What this task involves>
Retype the data below without altering anything.

* Begin Available records *

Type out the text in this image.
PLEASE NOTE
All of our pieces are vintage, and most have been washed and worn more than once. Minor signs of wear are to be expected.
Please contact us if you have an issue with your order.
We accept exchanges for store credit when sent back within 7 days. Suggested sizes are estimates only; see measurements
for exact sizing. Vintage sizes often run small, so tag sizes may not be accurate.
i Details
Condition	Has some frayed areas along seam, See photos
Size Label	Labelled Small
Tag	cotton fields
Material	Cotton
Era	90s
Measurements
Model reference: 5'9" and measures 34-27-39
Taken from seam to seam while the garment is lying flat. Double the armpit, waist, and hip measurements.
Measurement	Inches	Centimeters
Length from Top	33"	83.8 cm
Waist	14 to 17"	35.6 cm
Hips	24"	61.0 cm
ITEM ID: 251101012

* End Available records *

Exercise solution>
Type out the text in this image.
PLEASE NOTE
All of our pieces are vintage, and most have been washed and worn more than once. Minor signs of wear are to be expected.
Please contact us if you have an issue with your order.
We accept exchanges for store credit when sent back within 7 days. Suggested sizes are estimates only; see measurements
for exact sizing. Vintage sizes often run small, so tag sizes may not be accurate.
i Details
Condition	Has some frayed areas along seam, See photos
Size Label	Labelled Small
Tag	cotton fields
Material	Cotton
Era	90s
Measurements
Model reference: 5'9" and measures 34-27-39
Taken from seam to seam while the garment is lying flat. Double the armpit, waist, and hip measurements.
Measurement	Inches	Centimeters
Length from Top	33"	83.8 cm
Waist	14 to 17"	35.6 cm
Hips	24"	61.0 cm
ITEM ID: 251101012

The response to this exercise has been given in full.